**Objective:**
Locate all lines in the data below that hold "letter" and show them.

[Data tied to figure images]
----------------
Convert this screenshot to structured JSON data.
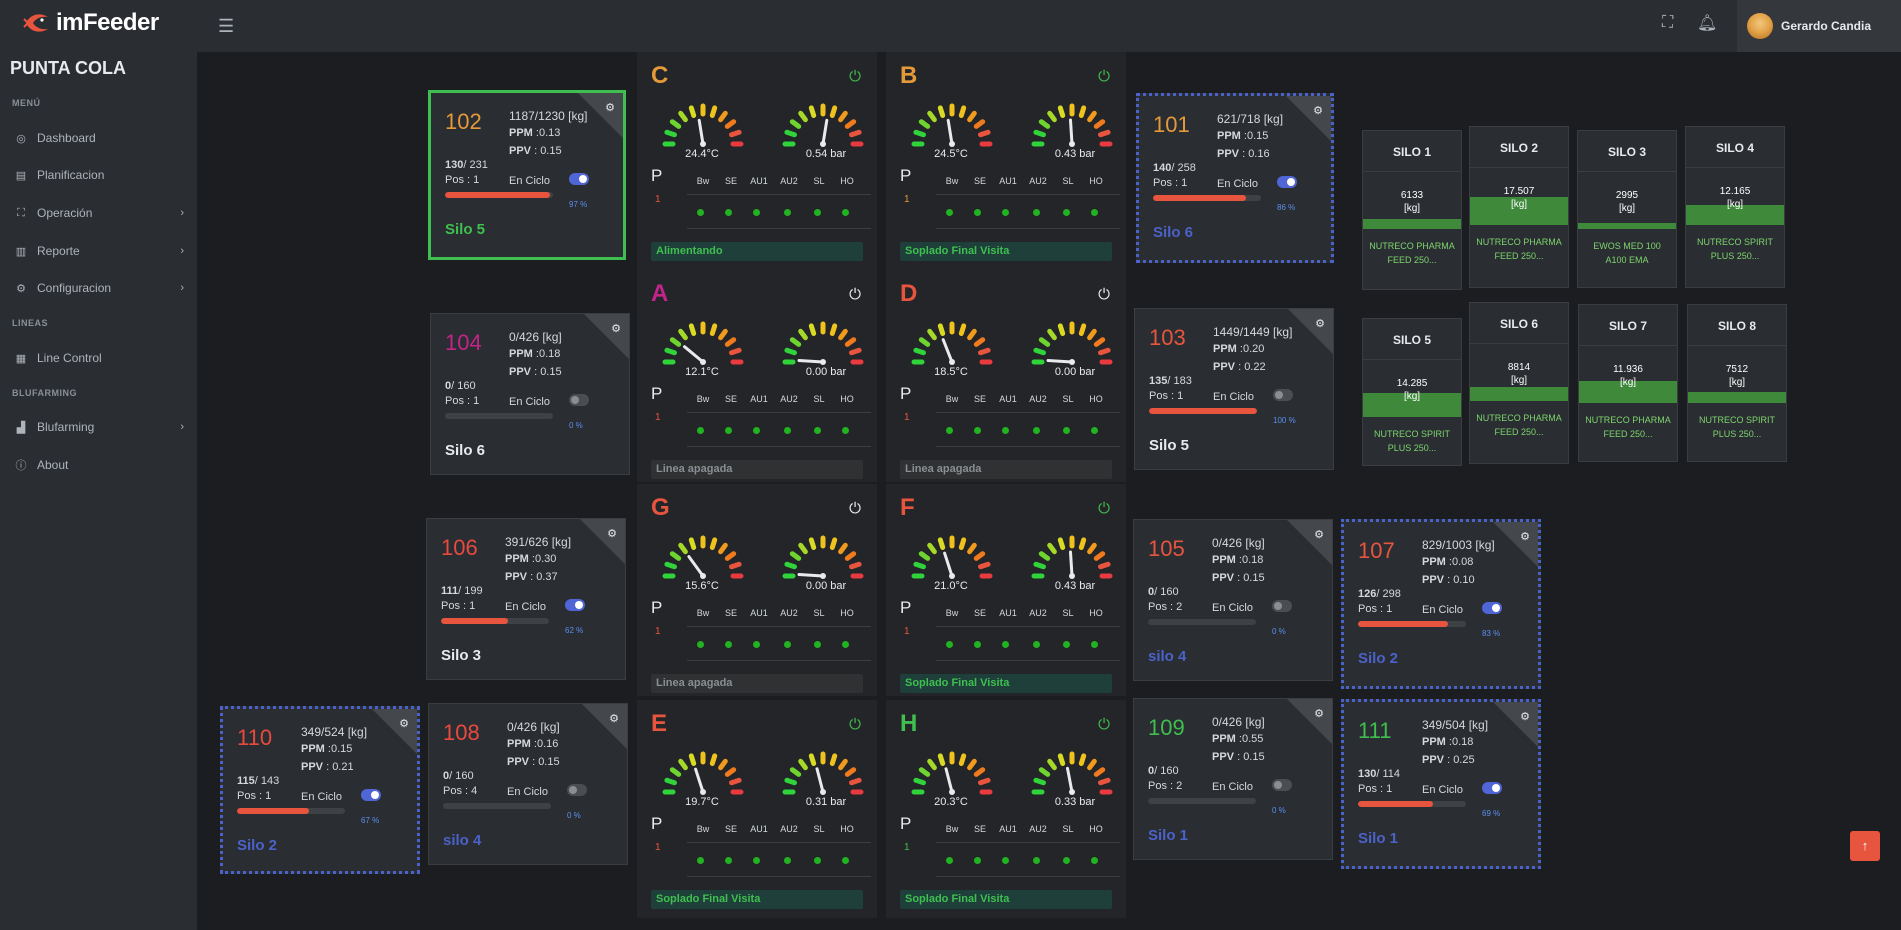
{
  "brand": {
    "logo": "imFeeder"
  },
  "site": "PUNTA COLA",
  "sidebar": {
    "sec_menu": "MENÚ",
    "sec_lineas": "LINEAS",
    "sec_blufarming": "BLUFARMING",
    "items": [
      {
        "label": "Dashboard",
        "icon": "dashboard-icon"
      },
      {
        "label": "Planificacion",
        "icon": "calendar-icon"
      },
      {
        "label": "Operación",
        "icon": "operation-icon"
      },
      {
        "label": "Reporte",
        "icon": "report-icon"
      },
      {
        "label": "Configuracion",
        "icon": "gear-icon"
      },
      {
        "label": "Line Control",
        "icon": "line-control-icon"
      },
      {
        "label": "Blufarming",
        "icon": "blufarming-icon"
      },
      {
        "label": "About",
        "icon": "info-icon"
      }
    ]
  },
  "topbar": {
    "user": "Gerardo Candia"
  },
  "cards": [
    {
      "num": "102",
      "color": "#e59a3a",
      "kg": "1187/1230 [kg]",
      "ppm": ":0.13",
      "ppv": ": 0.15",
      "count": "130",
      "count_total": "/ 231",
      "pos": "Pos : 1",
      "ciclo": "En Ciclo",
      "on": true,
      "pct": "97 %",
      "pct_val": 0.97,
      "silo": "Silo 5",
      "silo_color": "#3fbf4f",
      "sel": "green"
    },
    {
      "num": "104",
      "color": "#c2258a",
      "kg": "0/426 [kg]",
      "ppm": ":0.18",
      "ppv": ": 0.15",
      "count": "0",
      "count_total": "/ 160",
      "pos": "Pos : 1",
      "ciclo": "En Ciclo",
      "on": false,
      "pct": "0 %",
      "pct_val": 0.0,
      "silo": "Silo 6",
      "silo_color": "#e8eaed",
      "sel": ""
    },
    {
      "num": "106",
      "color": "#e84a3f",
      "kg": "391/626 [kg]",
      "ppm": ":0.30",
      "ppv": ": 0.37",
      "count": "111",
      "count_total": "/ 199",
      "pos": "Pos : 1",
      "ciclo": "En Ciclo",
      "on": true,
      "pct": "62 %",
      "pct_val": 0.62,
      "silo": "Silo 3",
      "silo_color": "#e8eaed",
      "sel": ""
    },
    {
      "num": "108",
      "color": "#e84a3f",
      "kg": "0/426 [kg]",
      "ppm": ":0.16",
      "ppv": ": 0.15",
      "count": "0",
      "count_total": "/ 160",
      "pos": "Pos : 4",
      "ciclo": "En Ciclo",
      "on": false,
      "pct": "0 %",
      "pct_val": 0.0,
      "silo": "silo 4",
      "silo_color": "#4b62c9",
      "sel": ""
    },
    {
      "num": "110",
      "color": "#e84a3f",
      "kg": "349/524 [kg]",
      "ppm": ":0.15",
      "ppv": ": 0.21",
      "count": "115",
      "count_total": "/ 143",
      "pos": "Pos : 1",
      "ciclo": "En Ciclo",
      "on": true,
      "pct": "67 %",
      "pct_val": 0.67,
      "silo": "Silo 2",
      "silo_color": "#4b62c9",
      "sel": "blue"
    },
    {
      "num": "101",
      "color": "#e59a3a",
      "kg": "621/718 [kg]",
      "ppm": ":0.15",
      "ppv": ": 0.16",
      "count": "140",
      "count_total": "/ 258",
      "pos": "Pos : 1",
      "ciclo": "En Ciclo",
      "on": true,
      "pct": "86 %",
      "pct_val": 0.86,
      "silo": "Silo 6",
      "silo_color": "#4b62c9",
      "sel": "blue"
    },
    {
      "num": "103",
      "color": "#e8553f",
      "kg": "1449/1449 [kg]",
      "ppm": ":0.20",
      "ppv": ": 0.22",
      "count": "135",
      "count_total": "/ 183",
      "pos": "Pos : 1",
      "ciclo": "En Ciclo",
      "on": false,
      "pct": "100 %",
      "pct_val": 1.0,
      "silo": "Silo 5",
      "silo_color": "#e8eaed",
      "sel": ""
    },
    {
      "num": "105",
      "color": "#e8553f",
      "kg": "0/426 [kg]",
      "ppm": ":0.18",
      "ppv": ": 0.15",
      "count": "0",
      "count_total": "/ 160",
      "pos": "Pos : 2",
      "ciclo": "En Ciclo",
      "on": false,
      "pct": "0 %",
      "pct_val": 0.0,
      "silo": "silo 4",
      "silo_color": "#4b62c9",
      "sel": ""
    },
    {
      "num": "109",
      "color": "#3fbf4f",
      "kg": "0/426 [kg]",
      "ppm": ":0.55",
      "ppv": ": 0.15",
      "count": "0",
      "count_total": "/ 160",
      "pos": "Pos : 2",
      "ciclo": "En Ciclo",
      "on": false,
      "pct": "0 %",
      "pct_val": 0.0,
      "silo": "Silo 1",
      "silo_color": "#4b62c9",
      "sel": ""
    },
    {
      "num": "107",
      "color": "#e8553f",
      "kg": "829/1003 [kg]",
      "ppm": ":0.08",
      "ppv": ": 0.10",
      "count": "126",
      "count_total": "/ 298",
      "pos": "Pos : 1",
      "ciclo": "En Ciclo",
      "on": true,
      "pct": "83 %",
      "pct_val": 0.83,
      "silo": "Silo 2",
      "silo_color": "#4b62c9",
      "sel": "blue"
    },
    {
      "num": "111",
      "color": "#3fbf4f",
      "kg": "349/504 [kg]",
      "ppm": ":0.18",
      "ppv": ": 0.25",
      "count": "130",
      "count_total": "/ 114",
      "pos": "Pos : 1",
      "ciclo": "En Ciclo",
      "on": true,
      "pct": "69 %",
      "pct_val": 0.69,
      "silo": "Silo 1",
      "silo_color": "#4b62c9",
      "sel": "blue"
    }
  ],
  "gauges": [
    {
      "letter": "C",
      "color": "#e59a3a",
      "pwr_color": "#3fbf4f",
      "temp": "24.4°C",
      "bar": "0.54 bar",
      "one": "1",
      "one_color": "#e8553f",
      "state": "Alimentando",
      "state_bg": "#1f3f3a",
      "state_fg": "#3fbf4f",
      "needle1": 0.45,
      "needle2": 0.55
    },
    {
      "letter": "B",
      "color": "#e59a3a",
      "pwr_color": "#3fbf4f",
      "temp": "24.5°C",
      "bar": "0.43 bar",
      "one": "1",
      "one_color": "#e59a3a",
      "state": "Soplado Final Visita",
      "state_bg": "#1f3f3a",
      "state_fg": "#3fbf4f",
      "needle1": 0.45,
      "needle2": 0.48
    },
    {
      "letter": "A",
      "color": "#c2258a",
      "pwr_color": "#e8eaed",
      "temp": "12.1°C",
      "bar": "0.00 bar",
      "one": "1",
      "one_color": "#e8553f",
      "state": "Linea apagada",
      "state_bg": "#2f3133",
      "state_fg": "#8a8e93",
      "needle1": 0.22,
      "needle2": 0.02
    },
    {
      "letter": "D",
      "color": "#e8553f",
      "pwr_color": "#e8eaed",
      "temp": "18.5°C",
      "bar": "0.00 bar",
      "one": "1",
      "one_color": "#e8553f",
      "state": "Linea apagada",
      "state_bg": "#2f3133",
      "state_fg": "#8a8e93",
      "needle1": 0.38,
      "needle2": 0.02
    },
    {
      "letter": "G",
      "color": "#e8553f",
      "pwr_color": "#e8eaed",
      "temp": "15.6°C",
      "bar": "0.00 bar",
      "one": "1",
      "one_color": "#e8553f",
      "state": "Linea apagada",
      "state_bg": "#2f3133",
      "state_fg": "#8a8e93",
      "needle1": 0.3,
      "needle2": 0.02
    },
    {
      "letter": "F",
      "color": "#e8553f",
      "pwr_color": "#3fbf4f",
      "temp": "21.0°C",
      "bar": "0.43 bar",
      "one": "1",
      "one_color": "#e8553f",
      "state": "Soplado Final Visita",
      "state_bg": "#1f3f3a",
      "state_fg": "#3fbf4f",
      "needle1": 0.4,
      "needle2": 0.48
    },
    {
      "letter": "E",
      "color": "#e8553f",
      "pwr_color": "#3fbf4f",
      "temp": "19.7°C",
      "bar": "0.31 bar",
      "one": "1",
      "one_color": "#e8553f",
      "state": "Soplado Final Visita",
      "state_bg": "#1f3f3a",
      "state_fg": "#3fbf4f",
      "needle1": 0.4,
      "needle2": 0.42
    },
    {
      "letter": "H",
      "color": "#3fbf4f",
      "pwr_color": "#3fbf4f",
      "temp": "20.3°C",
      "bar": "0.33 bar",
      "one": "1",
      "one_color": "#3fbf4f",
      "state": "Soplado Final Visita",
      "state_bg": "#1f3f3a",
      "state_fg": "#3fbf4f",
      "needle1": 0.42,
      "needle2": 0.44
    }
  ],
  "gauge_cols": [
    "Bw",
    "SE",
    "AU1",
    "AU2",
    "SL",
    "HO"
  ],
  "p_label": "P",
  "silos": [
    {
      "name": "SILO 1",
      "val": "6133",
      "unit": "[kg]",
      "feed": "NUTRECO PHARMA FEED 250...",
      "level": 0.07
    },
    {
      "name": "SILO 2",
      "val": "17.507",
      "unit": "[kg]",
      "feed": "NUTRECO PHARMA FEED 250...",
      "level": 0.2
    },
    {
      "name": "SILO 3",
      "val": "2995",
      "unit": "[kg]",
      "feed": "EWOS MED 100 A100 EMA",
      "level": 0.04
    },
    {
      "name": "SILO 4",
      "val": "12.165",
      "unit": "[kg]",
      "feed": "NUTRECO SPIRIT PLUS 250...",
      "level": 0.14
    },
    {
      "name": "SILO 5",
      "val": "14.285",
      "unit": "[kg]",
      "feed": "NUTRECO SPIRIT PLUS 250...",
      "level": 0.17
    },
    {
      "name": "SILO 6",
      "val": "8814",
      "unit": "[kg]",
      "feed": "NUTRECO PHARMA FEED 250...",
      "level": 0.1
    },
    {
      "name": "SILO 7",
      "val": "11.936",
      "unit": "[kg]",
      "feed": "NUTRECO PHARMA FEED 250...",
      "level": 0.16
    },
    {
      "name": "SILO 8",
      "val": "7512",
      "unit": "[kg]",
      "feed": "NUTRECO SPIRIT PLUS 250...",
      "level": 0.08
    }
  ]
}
----------------
**Final result:**
      "letter": "C",
      "letter": "B",
      "letter": "A",
      "letter": "D",
      "letter": "G",
      "letter": "F",
      "letter": "E",
      "letter": "H",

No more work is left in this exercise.